§ TASK DIRECTIONS
Copy out the data below line for line, keeping every character unchanged.

§ INFORMATION SUPPLIED
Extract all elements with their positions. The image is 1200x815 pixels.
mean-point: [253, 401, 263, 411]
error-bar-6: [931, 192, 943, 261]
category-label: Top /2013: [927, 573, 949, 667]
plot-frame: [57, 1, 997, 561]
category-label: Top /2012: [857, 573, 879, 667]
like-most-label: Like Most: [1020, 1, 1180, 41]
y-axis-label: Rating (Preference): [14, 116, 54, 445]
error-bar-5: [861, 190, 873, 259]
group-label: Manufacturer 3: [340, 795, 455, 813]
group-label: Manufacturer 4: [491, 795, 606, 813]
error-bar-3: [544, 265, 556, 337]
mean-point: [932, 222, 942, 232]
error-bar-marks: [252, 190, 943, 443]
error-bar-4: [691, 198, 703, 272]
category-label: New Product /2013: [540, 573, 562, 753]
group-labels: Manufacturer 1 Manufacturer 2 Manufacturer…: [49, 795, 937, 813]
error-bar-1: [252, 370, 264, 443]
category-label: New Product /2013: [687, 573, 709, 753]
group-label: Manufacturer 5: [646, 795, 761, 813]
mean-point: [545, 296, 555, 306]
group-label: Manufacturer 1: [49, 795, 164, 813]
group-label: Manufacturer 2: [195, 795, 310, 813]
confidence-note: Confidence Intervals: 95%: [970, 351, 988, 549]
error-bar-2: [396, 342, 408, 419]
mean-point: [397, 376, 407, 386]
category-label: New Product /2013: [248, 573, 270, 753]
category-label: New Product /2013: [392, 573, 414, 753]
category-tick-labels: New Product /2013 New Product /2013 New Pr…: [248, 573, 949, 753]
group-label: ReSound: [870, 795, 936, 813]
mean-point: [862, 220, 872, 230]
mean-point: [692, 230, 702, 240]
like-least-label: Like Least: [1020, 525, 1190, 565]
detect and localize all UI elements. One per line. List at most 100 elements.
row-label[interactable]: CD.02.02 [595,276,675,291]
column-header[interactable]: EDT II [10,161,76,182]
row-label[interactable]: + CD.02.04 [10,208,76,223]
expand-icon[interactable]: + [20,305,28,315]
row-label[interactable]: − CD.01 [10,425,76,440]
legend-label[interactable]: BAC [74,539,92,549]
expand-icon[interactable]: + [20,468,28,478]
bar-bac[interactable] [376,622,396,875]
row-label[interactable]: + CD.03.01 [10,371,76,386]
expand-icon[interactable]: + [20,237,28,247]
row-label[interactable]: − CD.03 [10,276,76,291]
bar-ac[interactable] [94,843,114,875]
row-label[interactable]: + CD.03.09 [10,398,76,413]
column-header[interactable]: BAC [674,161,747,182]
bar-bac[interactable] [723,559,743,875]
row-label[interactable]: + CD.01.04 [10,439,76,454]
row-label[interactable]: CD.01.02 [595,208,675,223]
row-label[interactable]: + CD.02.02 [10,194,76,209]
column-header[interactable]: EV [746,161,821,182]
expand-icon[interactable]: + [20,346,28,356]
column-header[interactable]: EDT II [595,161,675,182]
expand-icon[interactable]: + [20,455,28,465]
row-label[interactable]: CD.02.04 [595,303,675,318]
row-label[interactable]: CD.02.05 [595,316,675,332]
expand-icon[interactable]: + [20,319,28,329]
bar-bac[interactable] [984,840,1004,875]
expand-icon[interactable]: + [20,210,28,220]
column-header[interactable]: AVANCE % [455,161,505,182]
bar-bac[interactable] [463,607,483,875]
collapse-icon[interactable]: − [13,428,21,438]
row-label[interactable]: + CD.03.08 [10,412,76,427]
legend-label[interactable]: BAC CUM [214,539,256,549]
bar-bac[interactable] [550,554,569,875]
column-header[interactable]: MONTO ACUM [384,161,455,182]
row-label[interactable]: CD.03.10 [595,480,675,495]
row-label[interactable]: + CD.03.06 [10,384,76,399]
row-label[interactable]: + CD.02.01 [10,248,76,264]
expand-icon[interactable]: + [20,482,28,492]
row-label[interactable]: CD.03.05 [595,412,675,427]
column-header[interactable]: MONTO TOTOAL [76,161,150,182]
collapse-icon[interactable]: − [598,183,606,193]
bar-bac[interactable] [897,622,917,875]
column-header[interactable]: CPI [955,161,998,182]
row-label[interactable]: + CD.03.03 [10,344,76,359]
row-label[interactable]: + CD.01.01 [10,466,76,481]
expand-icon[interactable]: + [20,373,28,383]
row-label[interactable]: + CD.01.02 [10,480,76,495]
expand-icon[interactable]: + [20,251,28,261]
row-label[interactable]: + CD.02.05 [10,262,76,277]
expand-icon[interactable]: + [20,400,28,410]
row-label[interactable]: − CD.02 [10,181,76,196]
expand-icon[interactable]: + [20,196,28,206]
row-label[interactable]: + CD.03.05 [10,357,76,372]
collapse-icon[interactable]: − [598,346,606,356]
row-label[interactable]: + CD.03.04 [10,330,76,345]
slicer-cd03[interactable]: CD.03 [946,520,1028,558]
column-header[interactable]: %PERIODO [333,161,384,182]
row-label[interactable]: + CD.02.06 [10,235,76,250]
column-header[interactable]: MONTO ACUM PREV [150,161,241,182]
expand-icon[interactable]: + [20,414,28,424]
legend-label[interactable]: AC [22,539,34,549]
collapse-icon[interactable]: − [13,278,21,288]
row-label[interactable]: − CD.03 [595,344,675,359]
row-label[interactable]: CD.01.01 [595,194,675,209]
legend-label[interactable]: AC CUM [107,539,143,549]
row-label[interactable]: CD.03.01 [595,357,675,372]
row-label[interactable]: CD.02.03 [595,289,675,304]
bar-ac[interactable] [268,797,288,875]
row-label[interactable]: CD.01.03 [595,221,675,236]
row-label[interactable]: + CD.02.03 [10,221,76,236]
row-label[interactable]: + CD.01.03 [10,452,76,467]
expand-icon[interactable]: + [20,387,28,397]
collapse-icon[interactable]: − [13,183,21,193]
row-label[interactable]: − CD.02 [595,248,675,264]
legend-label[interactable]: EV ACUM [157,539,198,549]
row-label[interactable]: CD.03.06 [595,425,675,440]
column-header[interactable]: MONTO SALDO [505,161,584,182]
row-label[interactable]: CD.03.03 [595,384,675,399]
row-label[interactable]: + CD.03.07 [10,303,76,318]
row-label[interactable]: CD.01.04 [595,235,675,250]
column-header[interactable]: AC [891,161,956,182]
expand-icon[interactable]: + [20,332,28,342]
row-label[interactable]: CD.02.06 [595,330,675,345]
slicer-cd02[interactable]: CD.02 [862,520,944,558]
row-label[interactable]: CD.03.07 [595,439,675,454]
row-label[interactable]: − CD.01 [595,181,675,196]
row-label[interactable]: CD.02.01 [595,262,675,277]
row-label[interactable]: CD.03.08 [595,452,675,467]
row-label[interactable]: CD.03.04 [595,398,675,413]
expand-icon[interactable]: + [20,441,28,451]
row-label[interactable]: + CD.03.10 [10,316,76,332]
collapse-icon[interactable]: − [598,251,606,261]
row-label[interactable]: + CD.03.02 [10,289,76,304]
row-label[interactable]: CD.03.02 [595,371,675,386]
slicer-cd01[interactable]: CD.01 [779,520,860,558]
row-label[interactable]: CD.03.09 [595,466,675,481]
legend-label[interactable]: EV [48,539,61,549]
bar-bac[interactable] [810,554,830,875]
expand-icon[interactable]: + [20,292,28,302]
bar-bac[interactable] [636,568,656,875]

§ EXERCISE RESULT
Extract all elements with their positions. The image is 1200x815 pixels.
mean-point: [253, 401, 263, 411]
error-bar-6: [931, 192, 943, 261]
category-label: Top /2013: [927, 573, 949, 667]
plot-frame: [57, 1, 997, 561]
category-label: Top /2012: [857, 573, 879, 667]
like-most-label: Like Most: [1020, 1, 1180, 41]
y-axis-label: Rating (Preference): [14, 116, 54, 445]
error-bar-5: [861, 190, 873, 259]
group-label: Manufacturer 3: [340, 795, 455, 813]
group-label: Manufacturer 4: [491, 795, 606, 813]
error-bar-3: [544, 265, 556, 337]
mean-point: [932, 222, 942, 232]
error-bar-marks: [252, 190, 943, 443]
error-bar-4: [691, 198, 703, 272]
category-label: New Product /2013: [540, 573, 562, 753]
group-labels: Manufacturer 1 Manufacturer 2 Manufacturer…: [49, 795, 937, 813]
error-bar-1: [252, 370, 264, 443]
category-label: New Product /2013: [687, 573, 709, 753]
group-label: Manufacturer 5: [646, 795, 761, 813]
mean-point: [545, 296, 555, 306]
group-label: Manufacturer 1: [49, 795, 164, 813]
group-label: Manufacturer 2: [195, 795, 310, 813]
confidence-note: Confidence Intervals: 95%: [970, 351, 988, 549]
error-bar-2: [396, 342, 408, 419]
mean-point: [397, 376, 407, 386]
category-label: New Product /2013: [248, 573, 270, 753]
category-label: New Product /2013: [392, 573, 414, 753]
category-tick-labels: New Product /2013 New Product /2013 New Pr…: [248, 573, 949, 753]
group-label: ReSound: [870, 795, 936, 813]
mean-point: [862, 220, 872, 230]
mean-point: [692, 230, 702, 240]
like-least-label: Like Least: [1020, 525, 1190, 565]
detect and localize all UI elements. One per line. List at most 100 elements.
row-label[interactable]: CD.02.02 [595,276,675,291]
column-header[interactable]: EDT II [10,161,76,182]
row-label[interactable]: + CD.02.04 [10,208,76,223]
expand-icon[interactable]: + [20,305,28,315]
row-label[interactable]: − CD.01 [10,425,76,440]
legend-label[interactable]: BAC [74,539,92,549]
expand-icon[interactable]: + [20,468,28,478]
bar-bac[interactable] [376,622,396,875]
row-label[interactable]: + CD.03.01 [10,371,76,386]
expand-icon[interactable]: + [20,237,28,247]
row-label[interactable]: − CD.03 [10,276,76,291]
bar-ac[interactable] [94,843,114,875]
row-label[interactable]: + CD.03.09 [10,398,76,413]
column-header[interactable]: BAC [674,161,747,182]
bar-bac[interactable] [723,559,743,875]
row-label[interactable]: + CD.01.04 [10,439,76,454]
row-label[interactable]: CD.01.02 [595,208,675,223]
row-label[interactable]: + CD.02.02 [10,194,76,209]
column-header[interactable]: EV [746,161,821,182]
expand-icon[interactable]: + [20,346,28,356]
column-header[interactable]: EDT II [595,161,675,182]
expand-icon[interactable]: + [20,455,28,465]
row-label[interactable]: CD.02.04 [595,303,675,318]
row-label[interactable]: CD.02.05 [595,316,675,332]
expand-icon[interactable]: + [20,319,28,329]
bar-bac[interactable] [984,840,1004,875]
expand-icon[interactable]: + [20,210,28,220]
column-header[interactable]: AVANCE % [455,161,505,182]
bar-bac[interactable] [463,607,483,875]
collapse-icon[interactable]: − [13,428,21,438]
row-label[interactable]: + CD.03.08 [10,412,76,427]
legend-label[interactable]: BAC CUM [214,539,256,549]
bar-bac[interactable] [550,554,569,875]
column-header[interactable]: MONTO ACUM [384,161,455,182]
row-label[interactable]: CD.03.10 [595,480,675,495]
row-label[interactable]: + CD.03.06 [10,384,76,399]
row-label[interactable]: + CD.02.01 [10,248,76,264]
expand-icon[interactable]: + [20,482,28,492]
row-label[interactable]: CD.03.05 [595,412,675,427]
column-header[interactable]: MONTO TOTOAL [76,161,150,182]
collapse-icon[interactable]: − [598,183,606,193]
bar-bac[interactable] [897,622,917,875]
column-header[interactable]: CPI [955,161,998,182]
row-label[interactable]: + CD.03.03 [10,344,76,359]
row-label[interactable]: + CD.01.01 [10,466,76,481]
expand-icon[interactable]: + [20,373,28,383]
row-label[interactable]: + CD.01.02 [10,480,76,495]
expand-icon[interactable]: + [20,251,28,261]
row-label[interactable]: + CD.02.05 [10,262,76,277]
expand-icon[interactable]: + [20,400,28,410]
row-label[interactable]: − CD.02 [10,181,76,196]
expand-icon[interactable]: + [20,196,28,206]
row-label[interactable]: + CD.03.05 [10,357,76,372]
collapse-icon[interactable]: − [598,346,606,356]
row-label[interactable]: + CD.03.04 [10,330,76,345]
slicer-cd03[interactable]: CD.03 [946,520,1028,558]
column-header[interactable]: %PERIODO [333,161,384,182]
row-label[interactable]: + CD.02.06 [10,235,76,250]
column-header[interactable]: MONTO ACUM PREV [150,161,241,182]
expand-icon[interactable]: + [20,414,28,424]
legend-label[interactable]: AC [22,539,34,549]
collapse-icon[interactable]: − [13,278,21,288]
row-label[interactable]: − CD.03 [595,344,675,359]
row-label[interactable]: CD.01.01 [595,194,675,209]
legend-label[interactable]: AC CUM [107,539,143,549]
row-label[interactable]: CD.03.01 [595,357,675,372]
row-label[interactable]: CD.02.03 [595,289,675,304]
bar-ac[interactable] [268,797,288,875]
row-label[interactable]: CD.01.03 [595,221,675,236]
row-label[interactable]: + CD.02.03 [10,221,76,236]
row-label[interactable]: + CD.01.03 [10,452,76,467]
expand-icon[interactable]: + [20,387,28,397]
collapse-icon[interactable]: − [13,183,21,193]
row-label[interactable]: − CD.02 [595,248,675,264]
legend-label[interactable]: EV ACUM [157,539,198,549]
row-label[interactable]: CD.03.06 [595,425,675,440]
column-header[interactable]: MONTO SALDO [505,161,584,182]
row-label[interactable]: CD.03.03 [595,384,675,399]
row-label[interactable]: + CD.03.07 [10,303,76,318]
row-label[interactable]: CD.01.04 [595,235,675,250]
column-header[interactable]: AC [891,161,956,182]
expand-icon[interactable]: + [20,332,28,342]
row-label[interactable]: CD.02.06 [595,330,675,345]
slicer-cd02[interactable]: CD.02 [862,520,944,558]
row-label[interactable]: CD.03.07 [595,439,675,454]
row-label[interactable]: − CD.01 [595,181,675,196]
row-label[interactable]: CD.02.01 [595,262,675,277]
row-label[interactable]: CD.03.08 [595,452,675,467]
row-label[interactable]: CD.03.04 [595,398,675,413]
expand-icon[interactable]: + [20,441,28,451]
row-label[interactable]: + CD.03.10 [10,316,76,332]
collapse-icon[interactable]: − [598,251,606,261]
row-label[interactable]: + CD.03.02 [10,289,76,304]
row-label[interactable]: CD.03.02 [595,371,675,386]
slicer-cd01[interactable]: CD.01 [779,520,860,558]
row-label[interactable]: CD.03.09 [595,466,675,481]
legend-label[interactable]: EV [48,539,61,549]
bar-bac[interactable] [810,554,830,875]
expand-icon[interactable]: + [20,292,28,302]
bar-bac[interactable] [636,568,656,875]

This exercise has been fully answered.